-- PROBLEMS TO WORK ON --
(1) In the passage on Tribal Mobility Fund Phase I support, applicants must certify that they will not seek support for areas where they publicly committed to deploy 3G or better wireless service by what date?
(2) Supply the text that follows the passage on Tribal Mobility Fund Phase I support, beginning after its final sentence.

-- ARTICLE --
------------------------------------

104. The Commission requires each applicant for Tribal Mobility Fund Phase I support to certify that the applicant will not seek support for any areas for which it made a public commitment to deploy 3G or better wireless service by December 31, 2012. In determining whether an applicant made such a public commitment, the Bureaus would consider any public statement made with some specificity as to geographic area, time period, and level of service. This requirement helps to assure that Tribal Mobility Fund Phase I support will not go to finance coverage that carriers would have provided in the near term without any subsidy. Furthermore, the requirement may conserve funds and avoid displacing private investment by making a carrier that made such a commitment ineligible for Tribal Mobility Fund Phase I support with respect to the relevant geographic area. Because circumstances are more likely to change over a longer term, the Bureaus do not hold providers to any statements for any time period beyond December 31, 2012. Applicants should note that this restriction does not prevent a party from seeking and receiving support for an eligible geographic area where another provider has announced such a commitment to deploy 3G or better wireless service.

------------------------------------

-- EXTRACTED MATERIAL --
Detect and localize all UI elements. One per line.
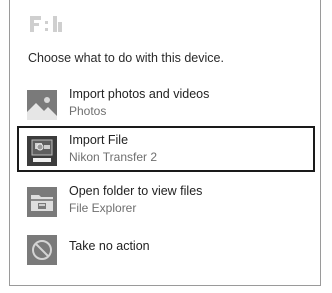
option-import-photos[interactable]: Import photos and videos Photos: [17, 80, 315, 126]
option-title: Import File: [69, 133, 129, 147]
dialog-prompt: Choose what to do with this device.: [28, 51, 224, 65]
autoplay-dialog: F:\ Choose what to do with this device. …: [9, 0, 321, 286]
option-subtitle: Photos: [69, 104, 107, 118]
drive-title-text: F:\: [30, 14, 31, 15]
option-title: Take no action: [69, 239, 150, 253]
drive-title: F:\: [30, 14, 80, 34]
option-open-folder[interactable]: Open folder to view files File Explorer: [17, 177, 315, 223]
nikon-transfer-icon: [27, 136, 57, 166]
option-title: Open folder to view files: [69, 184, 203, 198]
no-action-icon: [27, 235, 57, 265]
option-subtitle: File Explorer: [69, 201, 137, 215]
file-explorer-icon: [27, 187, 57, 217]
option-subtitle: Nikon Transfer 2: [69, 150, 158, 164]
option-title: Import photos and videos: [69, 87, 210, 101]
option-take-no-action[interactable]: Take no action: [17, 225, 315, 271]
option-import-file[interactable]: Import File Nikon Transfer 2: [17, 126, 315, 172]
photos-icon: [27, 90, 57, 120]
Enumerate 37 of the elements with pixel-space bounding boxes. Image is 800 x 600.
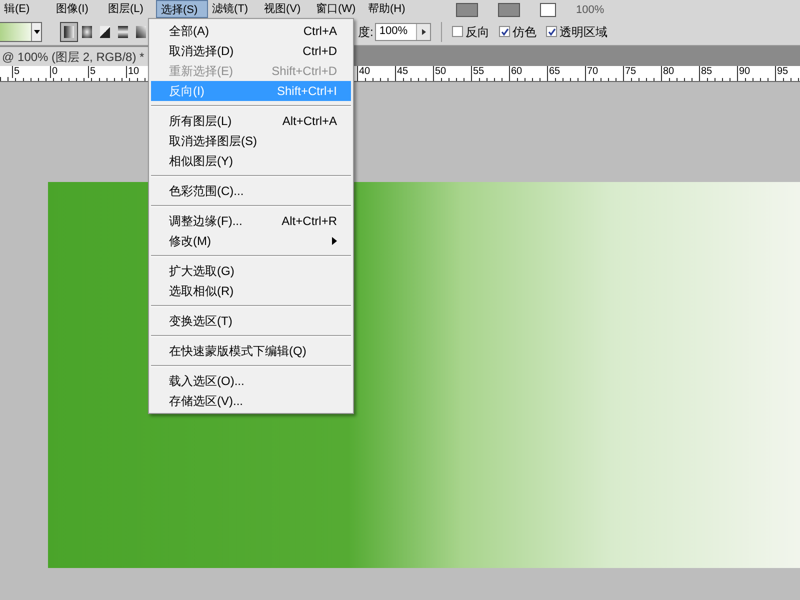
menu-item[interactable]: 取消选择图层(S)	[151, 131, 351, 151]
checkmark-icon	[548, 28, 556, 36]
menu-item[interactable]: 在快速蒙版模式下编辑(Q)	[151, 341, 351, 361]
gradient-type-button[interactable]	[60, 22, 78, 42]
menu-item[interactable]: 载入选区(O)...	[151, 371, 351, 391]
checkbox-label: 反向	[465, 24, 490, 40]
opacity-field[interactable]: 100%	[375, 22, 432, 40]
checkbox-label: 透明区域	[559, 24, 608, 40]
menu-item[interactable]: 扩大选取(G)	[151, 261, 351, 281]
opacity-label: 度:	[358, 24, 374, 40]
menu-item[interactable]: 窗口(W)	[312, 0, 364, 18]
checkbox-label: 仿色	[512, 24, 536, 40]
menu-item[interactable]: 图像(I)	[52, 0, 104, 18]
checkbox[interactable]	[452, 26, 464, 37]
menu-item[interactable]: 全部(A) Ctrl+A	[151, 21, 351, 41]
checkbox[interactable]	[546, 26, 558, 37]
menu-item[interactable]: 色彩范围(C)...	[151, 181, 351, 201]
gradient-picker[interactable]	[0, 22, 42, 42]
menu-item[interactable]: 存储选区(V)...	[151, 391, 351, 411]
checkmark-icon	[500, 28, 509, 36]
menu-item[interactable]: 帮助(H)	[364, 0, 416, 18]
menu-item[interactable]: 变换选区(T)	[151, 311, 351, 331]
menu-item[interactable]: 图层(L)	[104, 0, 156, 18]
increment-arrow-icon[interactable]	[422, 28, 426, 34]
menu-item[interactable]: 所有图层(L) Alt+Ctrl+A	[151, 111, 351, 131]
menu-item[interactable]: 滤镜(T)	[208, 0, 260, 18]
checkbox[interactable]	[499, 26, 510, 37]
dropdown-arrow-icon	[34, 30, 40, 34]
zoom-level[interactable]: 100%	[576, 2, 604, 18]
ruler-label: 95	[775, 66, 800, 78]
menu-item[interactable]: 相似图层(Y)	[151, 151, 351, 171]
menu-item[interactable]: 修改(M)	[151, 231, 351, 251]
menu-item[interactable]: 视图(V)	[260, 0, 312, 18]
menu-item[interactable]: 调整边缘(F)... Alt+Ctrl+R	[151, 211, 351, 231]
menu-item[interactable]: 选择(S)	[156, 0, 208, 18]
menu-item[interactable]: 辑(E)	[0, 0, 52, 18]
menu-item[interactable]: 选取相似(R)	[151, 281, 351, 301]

------------------------------------

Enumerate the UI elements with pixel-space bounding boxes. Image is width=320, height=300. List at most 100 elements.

------------------------------------

-- ANSWER SET --
(1) December 31, 2012.

(2)
F. Tribally-Owned or -Controlled Providers—25% Reverse Bidding Credit

105. The Commission adopted a 25 percent “reverse” bidding credit for Tribally-owned or -controlled providers seeking either general or Tribal Mobility Fund Phase I support. In order to be eligible for the bidding credit, a qualifying Tribally-owned or -controlled provider must certify in its short-form application that it is qualified and identify the applicable Tribe and Tribal lands.

106. The bidding credit will effectively reduce the Tribal entity's bid amount by 25 percent for the purpose of comparing it to other bids, thus increasing the likelihood that Tribally-owned and -controlled entities will receive funding. If the Tribally-owned or -controlled entity were to win, support would be calculated at the full, undiscounted bid amount. The preference is available with respect to the eligible census blocks located within the geographic area defined by the boundaries of the Tribal land associated with the Tribally-owned or -controlled provider seeking support.

107. The bidding credit adopted by the Commission applies only to Tribally-owned or -controlled entities with respect to bids for support within the boundaries of associated Tribal lands. In the USF/ICC Transformation Order, the Commission declined to adopt other types of bidding credits or prioritization mechanisms. The rule cannot be amended in the context of establishing procedures for Auction 902, and thus cannot be extended to apply to any entities that are not in fact owned or controlled by the Tribe or to areas outside of the Tribe's own Tribal lands.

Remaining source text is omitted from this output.